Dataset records
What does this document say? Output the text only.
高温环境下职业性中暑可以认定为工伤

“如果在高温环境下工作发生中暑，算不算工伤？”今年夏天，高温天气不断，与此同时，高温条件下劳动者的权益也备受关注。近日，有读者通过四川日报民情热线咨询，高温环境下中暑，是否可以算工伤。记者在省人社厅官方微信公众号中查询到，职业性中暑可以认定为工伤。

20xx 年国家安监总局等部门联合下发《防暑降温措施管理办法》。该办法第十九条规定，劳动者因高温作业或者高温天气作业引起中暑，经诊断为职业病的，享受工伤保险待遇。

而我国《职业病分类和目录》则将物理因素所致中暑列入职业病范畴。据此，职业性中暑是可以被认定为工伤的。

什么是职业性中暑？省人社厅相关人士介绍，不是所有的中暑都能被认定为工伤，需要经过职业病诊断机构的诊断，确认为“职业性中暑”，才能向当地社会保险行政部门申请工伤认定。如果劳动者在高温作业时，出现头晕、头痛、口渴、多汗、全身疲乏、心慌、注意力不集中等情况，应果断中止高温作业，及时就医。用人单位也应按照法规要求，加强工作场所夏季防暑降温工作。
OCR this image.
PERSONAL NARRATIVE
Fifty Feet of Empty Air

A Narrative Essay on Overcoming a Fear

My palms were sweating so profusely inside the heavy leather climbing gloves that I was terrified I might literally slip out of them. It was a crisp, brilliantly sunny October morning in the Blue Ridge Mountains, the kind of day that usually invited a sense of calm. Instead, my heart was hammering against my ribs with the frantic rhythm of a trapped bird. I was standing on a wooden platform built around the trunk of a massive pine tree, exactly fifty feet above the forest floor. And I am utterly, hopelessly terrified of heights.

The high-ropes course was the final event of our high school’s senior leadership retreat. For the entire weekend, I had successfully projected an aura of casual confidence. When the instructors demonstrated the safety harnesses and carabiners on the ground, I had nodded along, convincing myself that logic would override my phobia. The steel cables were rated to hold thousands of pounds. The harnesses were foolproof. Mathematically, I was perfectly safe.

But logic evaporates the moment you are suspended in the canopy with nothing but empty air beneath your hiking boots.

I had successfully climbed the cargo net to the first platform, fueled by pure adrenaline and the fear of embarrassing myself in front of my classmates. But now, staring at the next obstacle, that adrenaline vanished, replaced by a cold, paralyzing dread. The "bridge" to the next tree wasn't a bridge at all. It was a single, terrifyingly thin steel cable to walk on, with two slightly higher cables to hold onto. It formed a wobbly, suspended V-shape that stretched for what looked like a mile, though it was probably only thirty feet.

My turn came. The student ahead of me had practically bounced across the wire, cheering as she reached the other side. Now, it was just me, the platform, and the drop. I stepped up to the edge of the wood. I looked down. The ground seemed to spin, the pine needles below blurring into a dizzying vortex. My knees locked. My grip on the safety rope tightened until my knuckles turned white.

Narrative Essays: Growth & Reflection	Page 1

> **Work required**
Reproduce the material above, every line of it, exactly.

> **Full response**
What does this document say? Output the text only.
高温环境下职业性中暑可以认定为工伤

“如果在高温环境下工作发生中暑，算不算工伤？”今年夏天，高温天气不断，与此同时，高温条件下劳动者的权益也备受关注。近日，有读者通过四川日报民情热线咨询，高温环境下中暑，是否可以算工伤。记者在省人社厅官方微信公众号中查询到，职业性中暑可以认定为工伤。

20xx 年国家安监总局等部门联合下发《防暑降温措施管理办法》。该办法第十九条规定，劳动者因高温作业或者高温天气作业引起中暑，经诊断为职业病的，享受工伤保险待遇。

而我国《职业病分类和目录》则将物理因素所致中暑列入职业病范畴。据此，职业性中暑是可以被认定为工伤的。

什么是职业性中暑？省人社厅相关人士介绍，不是所有的中暑都能被认定为工伤，需要经过职业病诊断机构的诊断，确认为“职业性中暑”，才能向当地社会保险行政部门申请工伤认定。如果劳动者在高温作业时，出现头晕、头痛、口渴、多汗、全身疲乏、心慌、注意力不集中等情况，应果断中止高温作业，及时就医。用人单位也应按照法规要求，加强工作场所夏季防暑降温工作。
OCR this image.
PERSONAL NARRATIVE
Fifty Feet of Empty Air

A Narrative Essay on Overcoming a Fear

My palms were sweating so profusely inside the heavy leather climbing gloves that I was terrified I might literally slip out of them. It was a crisp, brilliantly sunny October morning in the Blue Ridge Mountains, the kind of day that usually invited a sense of calm. Instead, my heart was hammering against my ribs with the frantic rhythm of a trapped bird. I was standing on a wooden platform built around the trunk of a massive pine tree, exactly fifty feet above the forest floor. And I am utterly, hopelessly terrified of heights.

The high-ropes course was the final event of our high school’s senior leadership retreat. For the entire weekend, I had successfully projected an aura of casual confidence. When the instructors demonstrated the safety harnesses and carabiners on the ground, I had nodded along, convincing myself that logic would override my phobia. The steel cables were rated to hold thousands of pounds. The harnesses were foolproof. Mathematically, I was perfectly safe.

But logic evaporates the moment you are suspended in the canopy with nothing but empty air beneath your hiking boots.

I had successfully climbed the cargo net to the first platform, fueled by pure adrenaline and the fear of embarrassing myself in front of my classmates. But now, staring at the next obstacle, that adrenaline vanished, replaced by a cold, paralyzing dread. The "bridge" to the next tree wasn't a bridge at all. It was a single, terrifyingly thin steel cable to walk on, with two slightly higher cables to hold onto. It formed a wobbly, suspended V-shape that stretched for what looked like a mile, though it was probably only thirty feet.

My turn came. The student ahead of me had practically bounced across the wire, cheering as she reached the other side. Now, it was just me, the platform, and the drop. I stepped up to the edge of the wood. I looked down. The ground seemed to spin, the pine needles below blurring into a dizzying vortex. My knees locked. My grip on the safety rope tightened until my knuckles turned white.

Narrative Essays: Growth & Reflection	Page 1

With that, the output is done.